[start Raw data]

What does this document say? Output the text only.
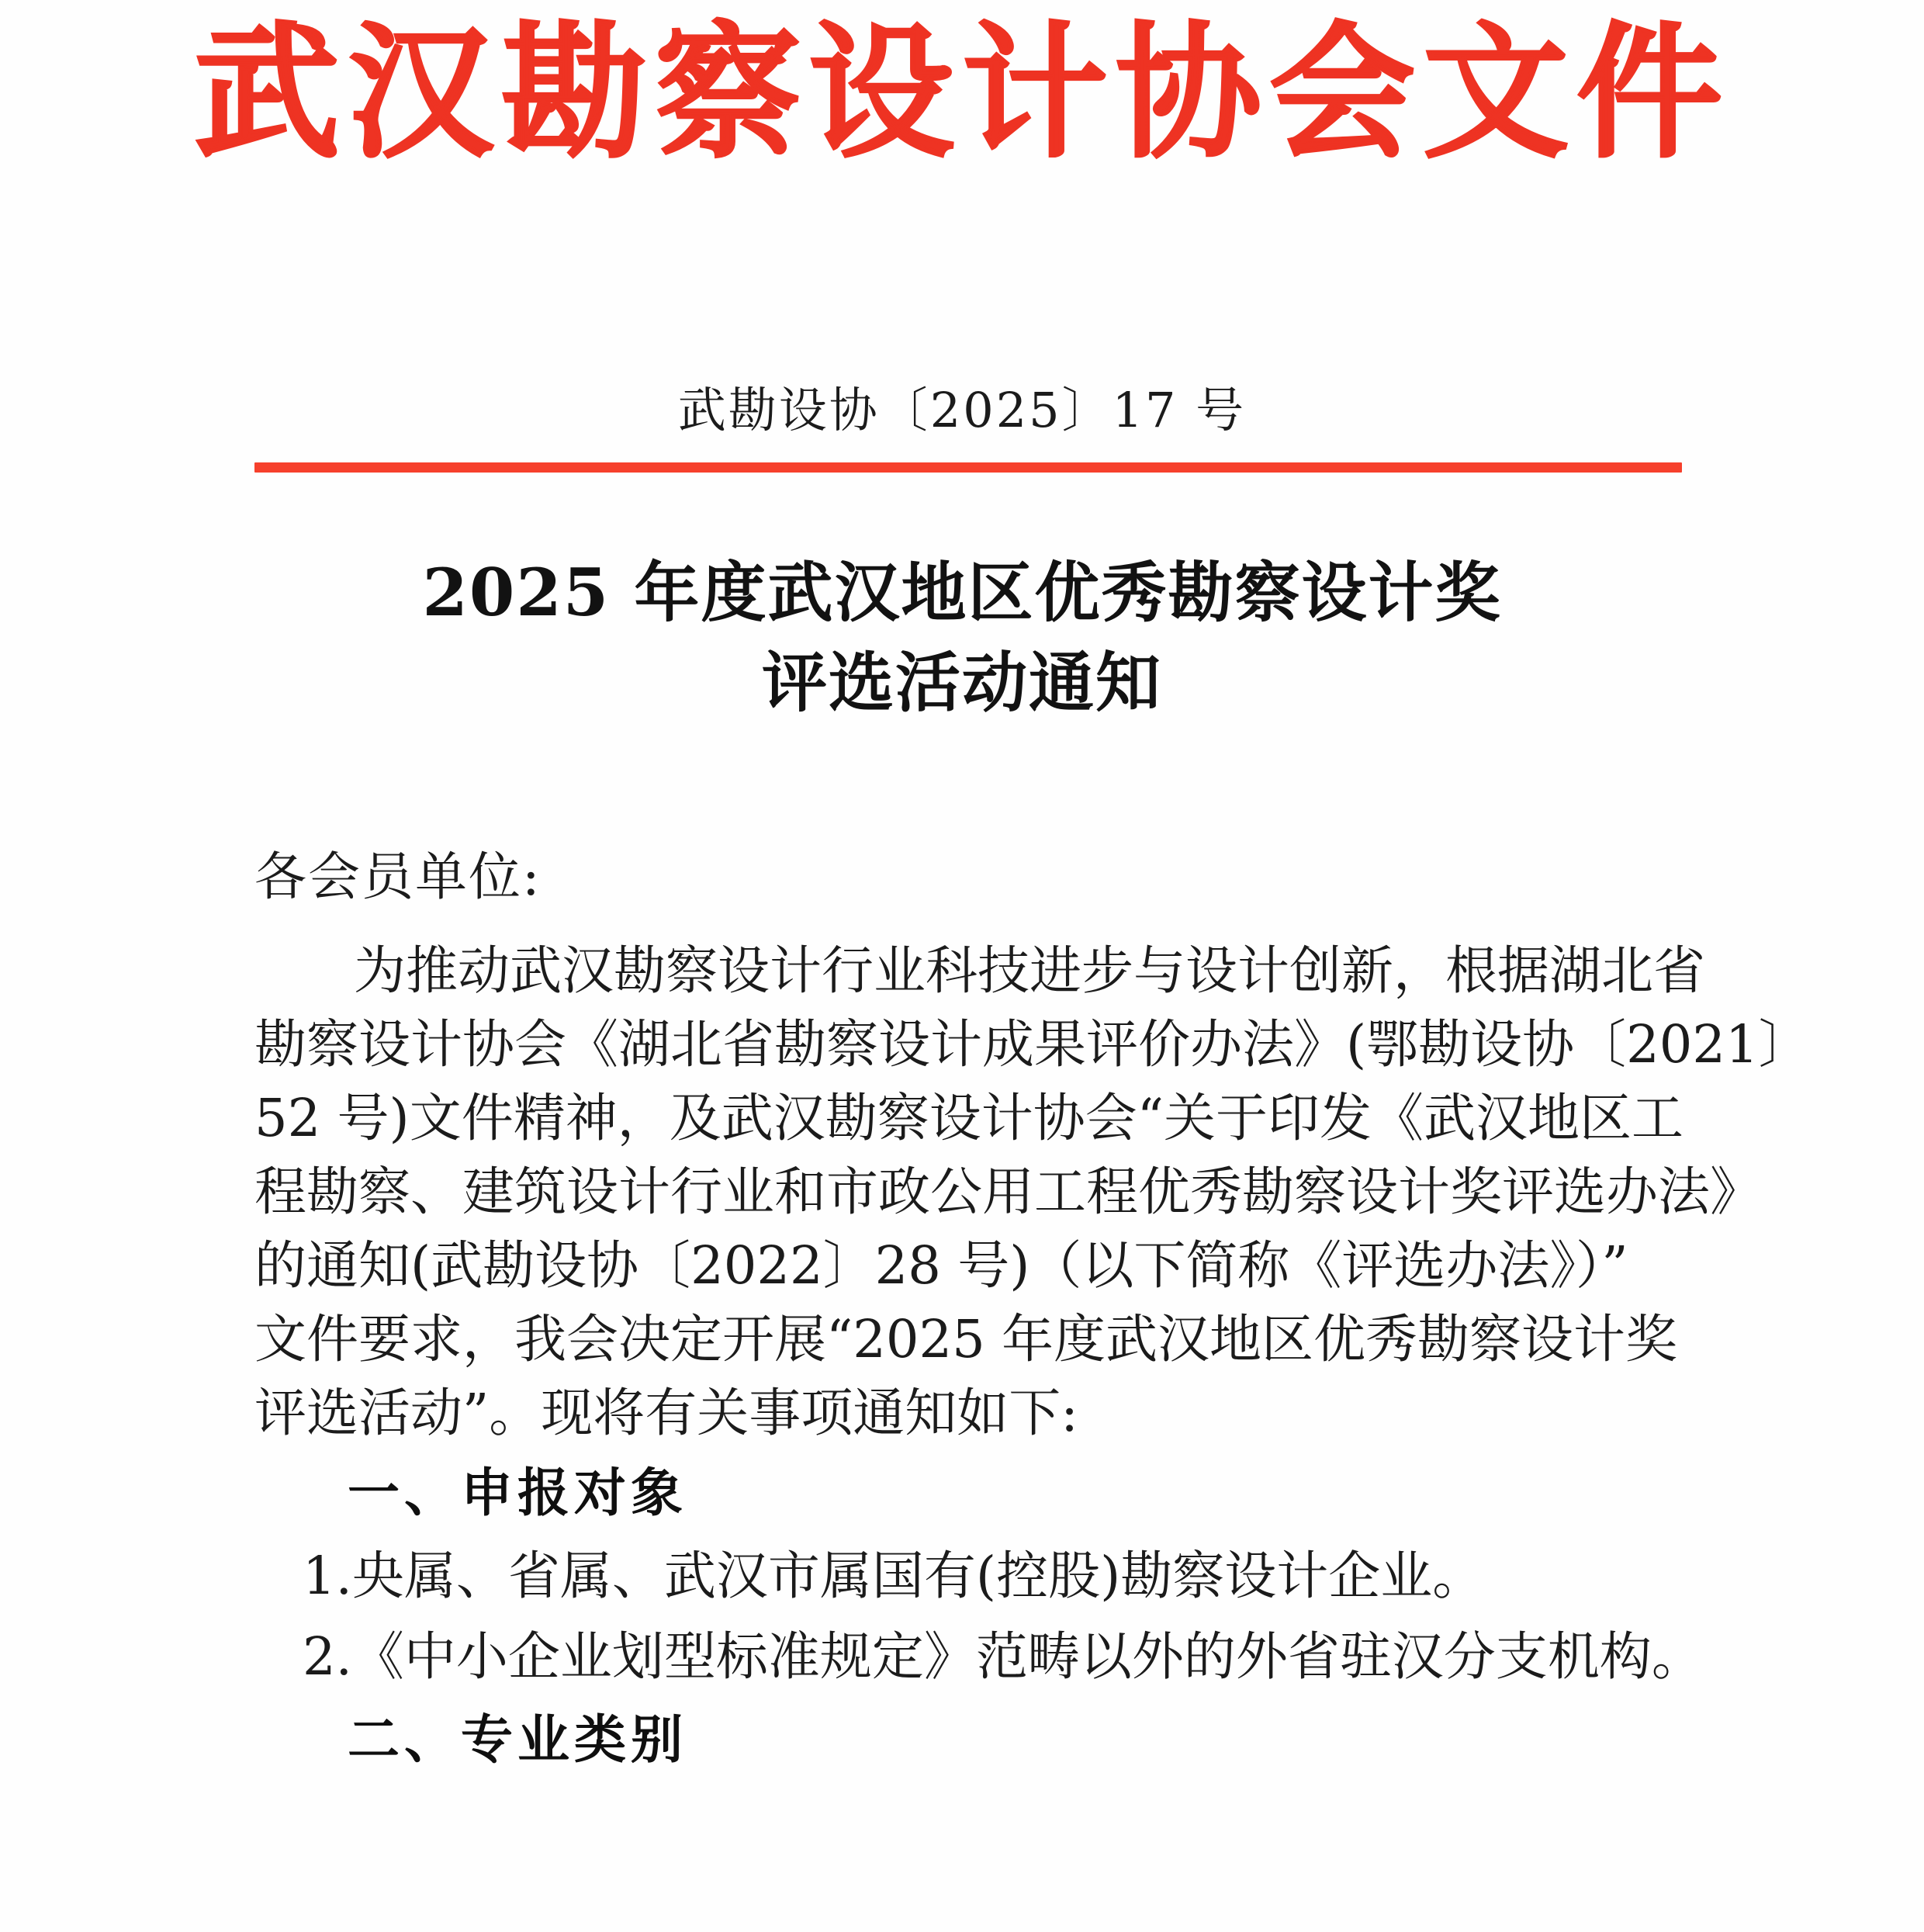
武汉勘察设计协会文件
武勘设协〔2025〕17 号
2025 年度武汉地区优秀勘察设计奖
评选活动通知
各会员单位:
为推动武汉勘察设计行业科技进步与设计创新，根据湖北省
勘察设计协会《湖北省勘察设计成果评价办法》(鄂勘设协〔2021〕
52 号)文件精神，及武汉勘察设计协会“关于印发《武汉地区工
程勘察、建筑设计行业和市政公用工程优秀勘察设计奖评选办法》
的通知(武勘设协〔2022〕28 号)（以下简称《评选办法》）”
文件要求，我会决定开展“2025 年度武汉地区优秀勘察设计奖
评选活动”。现将有关事项通知如下:
一、申报对象
1.央属、省属、武汉市属国有(控股)勘察设计企业。
2.《中小企业划型标准规定》范畴以外的外省驻汉分支机构。
二、专业类别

[end Raw data]

# Task to carry out
Repeat the material above in full and exactly, omitting the pictures.

# Response
What does this document say? Output the text only.
武汉勘察设计协会文件
武勘设协〔2025〕17 号
2025 年度武汉地区优秀勘察设计奖
评选活动通知
各会员单位:
为推动武汉勘察设计行业科技进步与设计创新，根据湖北省
勘察设计协会《湖北省勘察设计成果评价办法》(鄂勘设协〔2021〕
52 号)文件精神，及武汉勘察设计协会“关于印发《武汉地区工
程勘察、建筑设计行业和市政公用工程优秀勘察设计奖评选办法》
的通知(武勘设协〔2022〕28 号)（以下简称《评选办法》）”
文件要求，我会决定开展“2025 年度武汉地区优秀勘察设计奖
评选活动”。现将有关事项通知如下:
一、申报对象
1.央属、省属、武汉市属国有(控股)勘察设计企业。
2.《中小企业划型标准规定》范畴以外的外省驻汉分支机构。
二、专业类别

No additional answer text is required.